| EXERCISE DIRECTIONS |
Only a number is expected: how many lines in the data below contain the word "this".
►
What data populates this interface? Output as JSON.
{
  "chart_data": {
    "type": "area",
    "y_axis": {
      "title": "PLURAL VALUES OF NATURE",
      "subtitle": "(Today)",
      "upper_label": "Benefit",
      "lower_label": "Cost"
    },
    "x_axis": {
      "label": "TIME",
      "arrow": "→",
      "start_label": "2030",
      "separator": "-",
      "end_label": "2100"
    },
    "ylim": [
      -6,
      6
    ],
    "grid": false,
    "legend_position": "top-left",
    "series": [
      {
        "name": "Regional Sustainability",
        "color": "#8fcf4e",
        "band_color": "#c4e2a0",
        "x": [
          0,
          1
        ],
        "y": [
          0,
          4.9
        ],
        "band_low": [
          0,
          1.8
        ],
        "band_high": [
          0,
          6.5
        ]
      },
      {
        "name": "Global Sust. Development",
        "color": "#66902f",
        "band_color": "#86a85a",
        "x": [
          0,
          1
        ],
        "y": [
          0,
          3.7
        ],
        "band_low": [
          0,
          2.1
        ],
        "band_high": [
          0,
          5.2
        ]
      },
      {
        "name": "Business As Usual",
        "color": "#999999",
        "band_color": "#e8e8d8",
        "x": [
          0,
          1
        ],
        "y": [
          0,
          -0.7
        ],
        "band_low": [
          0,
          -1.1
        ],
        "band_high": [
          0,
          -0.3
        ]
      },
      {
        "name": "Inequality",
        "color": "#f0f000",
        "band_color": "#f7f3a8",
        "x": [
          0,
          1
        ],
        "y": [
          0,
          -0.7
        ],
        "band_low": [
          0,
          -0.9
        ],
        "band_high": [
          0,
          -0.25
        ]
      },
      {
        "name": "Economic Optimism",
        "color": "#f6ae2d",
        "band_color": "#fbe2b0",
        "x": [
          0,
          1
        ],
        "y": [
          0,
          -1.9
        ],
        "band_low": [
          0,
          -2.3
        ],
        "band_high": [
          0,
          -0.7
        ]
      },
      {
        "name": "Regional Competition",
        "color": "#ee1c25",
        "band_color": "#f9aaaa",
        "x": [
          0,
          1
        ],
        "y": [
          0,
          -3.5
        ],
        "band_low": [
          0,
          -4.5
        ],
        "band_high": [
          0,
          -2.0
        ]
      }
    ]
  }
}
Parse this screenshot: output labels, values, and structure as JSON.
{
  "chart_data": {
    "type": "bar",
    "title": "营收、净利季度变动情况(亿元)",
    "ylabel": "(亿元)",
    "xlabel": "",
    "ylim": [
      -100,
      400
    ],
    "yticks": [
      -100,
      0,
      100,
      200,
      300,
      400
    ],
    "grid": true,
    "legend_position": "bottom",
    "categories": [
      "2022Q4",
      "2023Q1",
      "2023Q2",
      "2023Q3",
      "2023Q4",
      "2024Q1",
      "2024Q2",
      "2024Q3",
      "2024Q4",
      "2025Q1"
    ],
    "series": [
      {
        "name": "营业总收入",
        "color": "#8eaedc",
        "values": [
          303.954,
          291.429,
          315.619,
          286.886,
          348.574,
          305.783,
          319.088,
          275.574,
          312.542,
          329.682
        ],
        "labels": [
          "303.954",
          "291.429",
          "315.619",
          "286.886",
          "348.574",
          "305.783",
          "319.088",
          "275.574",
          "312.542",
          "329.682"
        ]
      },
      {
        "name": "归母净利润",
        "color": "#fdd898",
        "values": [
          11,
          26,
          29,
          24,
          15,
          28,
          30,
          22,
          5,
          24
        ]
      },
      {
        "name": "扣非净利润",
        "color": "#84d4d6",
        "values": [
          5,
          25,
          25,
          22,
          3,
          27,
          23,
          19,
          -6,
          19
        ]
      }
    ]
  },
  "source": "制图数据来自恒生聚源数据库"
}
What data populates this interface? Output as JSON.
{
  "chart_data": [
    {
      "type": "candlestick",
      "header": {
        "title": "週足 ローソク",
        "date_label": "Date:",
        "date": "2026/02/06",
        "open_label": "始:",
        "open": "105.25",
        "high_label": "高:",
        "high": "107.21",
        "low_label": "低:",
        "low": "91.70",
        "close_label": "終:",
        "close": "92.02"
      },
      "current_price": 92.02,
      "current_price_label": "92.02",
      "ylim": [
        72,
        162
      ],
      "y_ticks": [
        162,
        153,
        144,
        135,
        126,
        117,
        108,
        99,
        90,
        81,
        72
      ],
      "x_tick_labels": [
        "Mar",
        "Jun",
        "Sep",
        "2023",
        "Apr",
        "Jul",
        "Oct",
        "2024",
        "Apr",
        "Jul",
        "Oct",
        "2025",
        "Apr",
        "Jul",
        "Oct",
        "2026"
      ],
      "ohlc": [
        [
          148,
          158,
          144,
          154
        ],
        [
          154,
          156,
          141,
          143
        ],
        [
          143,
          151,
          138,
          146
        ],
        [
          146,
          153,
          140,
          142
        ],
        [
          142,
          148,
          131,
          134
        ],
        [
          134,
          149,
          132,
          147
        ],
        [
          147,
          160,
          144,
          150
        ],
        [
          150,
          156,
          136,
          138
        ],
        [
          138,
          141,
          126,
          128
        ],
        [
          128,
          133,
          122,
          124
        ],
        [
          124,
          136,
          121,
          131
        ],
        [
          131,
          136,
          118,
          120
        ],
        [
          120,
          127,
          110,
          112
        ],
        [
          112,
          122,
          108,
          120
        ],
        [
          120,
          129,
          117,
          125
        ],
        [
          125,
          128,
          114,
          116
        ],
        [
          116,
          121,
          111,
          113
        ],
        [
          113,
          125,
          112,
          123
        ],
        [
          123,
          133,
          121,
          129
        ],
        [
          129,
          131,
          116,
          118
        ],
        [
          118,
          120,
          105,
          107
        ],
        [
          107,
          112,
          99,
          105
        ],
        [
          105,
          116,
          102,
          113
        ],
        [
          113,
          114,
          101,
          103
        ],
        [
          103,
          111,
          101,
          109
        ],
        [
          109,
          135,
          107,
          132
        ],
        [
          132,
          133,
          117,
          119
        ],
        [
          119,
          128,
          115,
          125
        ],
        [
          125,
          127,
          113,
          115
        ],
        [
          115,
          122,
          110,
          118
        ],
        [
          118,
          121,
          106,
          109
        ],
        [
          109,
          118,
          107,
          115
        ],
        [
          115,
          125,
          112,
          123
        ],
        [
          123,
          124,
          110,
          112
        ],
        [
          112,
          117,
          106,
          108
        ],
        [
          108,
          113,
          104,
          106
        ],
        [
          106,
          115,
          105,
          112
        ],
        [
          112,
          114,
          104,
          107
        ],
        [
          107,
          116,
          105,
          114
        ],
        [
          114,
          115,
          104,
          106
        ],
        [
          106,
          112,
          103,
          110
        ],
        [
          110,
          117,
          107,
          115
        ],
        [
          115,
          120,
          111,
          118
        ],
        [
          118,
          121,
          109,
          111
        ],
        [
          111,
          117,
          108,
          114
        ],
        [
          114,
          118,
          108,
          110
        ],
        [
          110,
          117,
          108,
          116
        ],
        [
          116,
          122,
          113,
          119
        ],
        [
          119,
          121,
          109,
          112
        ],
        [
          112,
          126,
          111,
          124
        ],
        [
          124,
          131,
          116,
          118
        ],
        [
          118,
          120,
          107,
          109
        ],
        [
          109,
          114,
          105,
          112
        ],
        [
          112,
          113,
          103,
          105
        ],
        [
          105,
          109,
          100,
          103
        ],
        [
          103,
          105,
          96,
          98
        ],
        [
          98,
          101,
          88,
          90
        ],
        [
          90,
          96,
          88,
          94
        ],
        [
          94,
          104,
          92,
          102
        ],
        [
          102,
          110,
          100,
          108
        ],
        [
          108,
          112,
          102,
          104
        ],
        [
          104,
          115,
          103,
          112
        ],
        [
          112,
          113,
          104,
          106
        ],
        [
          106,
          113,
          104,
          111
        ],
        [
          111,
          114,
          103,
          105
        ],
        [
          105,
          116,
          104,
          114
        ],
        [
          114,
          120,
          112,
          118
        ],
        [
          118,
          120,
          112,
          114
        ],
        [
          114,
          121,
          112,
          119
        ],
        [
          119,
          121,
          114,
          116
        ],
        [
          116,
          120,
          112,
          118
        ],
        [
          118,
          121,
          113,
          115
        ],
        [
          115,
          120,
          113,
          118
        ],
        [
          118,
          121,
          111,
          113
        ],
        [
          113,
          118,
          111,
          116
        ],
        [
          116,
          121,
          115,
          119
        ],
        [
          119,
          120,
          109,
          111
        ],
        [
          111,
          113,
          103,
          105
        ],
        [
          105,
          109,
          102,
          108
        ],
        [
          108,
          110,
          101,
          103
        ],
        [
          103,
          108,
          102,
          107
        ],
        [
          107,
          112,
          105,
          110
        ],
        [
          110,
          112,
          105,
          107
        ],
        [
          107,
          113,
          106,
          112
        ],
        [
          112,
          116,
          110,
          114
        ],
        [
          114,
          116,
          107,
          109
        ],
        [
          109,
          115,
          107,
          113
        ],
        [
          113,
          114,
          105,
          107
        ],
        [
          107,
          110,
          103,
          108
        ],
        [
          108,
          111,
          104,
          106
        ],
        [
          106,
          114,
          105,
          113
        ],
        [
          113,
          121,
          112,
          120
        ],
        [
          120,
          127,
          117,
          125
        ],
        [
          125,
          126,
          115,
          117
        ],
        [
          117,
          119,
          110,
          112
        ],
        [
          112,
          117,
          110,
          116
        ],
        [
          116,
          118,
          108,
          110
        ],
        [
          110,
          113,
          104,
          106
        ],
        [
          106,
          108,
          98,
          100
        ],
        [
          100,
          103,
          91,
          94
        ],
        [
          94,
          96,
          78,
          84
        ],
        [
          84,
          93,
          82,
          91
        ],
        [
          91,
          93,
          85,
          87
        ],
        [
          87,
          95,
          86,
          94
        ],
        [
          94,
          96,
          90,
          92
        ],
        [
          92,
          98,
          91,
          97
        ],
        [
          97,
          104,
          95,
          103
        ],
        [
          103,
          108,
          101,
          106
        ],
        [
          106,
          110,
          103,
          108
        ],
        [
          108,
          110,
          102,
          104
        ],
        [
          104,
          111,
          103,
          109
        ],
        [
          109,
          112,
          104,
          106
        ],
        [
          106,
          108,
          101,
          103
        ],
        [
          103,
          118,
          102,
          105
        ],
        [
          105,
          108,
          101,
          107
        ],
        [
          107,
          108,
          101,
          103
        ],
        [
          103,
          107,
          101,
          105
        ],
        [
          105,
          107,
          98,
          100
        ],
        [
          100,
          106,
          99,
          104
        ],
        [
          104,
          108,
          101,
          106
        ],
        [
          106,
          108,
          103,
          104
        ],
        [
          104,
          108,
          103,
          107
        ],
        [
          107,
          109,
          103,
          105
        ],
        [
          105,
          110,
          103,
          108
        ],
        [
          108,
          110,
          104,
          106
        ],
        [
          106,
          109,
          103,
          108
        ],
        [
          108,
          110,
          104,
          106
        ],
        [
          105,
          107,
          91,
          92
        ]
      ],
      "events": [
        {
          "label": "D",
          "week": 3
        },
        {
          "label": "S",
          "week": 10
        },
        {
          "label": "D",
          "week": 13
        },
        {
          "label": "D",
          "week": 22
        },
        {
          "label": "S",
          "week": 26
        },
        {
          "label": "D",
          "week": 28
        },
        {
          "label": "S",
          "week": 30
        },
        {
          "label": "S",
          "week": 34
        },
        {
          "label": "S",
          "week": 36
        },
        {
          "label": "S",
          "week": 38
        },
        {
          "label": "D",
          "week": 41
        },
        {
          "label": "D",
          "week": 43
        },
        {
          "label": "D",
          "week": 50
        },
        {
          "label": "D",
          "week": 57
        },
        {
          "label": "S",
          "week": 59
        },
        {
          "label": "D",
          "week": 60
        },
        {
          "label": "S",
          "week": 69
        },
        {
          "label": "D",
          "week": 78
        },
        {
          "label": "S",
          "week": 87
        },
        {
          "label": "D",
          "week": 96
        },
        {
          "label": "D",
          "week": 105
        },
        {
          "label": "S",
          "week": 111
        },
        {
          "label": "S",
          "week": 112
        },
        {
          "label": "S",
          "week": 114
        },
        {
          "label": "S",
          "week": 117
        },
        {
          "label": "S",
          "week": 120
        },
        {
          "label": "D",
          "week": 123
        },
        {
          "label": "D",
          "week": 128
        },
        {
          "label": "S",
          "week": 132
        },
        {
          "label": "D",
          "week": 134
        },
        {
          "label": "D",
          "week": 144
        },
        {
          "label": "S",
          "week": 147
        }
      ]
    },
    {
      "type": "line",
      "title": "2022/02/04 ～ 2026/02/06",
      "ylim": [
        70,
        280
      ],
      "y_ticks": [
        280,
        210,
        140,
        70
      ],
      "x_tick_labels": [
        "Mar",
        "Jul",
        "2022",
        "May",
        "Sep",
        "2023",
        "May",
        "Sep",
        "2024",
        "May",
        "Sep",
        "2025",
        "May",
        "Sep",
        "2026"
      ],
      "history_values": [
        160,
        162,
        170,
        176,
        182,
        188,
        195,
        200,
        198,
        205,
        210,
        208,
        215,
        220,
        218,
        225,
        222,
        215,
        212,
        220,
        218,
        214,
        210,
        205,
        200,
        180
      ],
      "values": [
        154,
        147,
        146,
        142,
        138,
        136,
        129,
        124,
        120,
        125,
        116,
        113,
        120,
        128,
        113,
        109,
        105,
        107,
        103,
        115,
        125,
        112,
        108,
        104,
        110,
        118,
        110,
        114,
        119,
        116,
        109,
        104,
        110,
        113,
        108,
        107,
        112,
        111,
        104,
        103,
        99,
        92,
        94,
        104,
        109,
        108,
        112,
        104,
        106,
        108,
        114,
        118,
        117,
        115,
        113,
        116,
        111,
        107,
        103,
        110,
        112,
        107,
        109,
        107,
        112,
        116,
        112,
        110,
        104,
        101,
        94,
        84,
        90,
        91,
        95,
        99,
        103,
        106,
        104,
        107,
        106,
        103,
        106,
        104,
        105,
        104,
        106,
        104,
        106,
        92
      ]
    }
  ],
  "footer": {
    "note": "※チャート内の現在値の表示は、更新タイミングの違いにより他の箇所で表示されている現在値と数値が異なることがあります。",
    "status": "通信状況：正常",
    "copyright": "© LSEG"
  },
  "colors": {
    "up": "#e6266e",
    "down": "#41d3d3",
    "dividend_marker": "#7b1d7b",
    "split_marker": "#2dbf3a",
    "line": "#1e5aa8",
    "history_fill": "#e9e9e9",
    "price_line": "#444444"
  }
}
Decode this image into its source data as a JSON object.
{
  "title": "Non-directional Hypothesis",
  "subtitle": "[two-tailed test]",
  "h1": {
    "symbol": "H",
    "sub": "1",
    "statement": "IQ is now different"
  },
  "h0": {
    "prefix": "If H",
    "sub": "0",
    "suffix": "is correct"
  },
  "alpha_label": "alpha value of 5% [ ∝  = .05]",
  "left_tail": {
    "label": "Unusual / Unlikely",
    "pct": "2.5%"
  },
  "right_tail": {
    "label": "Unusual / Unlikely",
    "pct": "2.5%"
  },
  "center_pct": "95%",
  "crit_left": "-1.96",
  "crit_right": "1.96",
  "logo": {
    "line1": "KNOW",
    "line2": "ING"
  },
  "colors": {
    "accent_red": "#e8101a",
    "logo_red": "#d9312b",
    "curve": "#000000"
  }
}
◄
| TASK SOLUTION |
4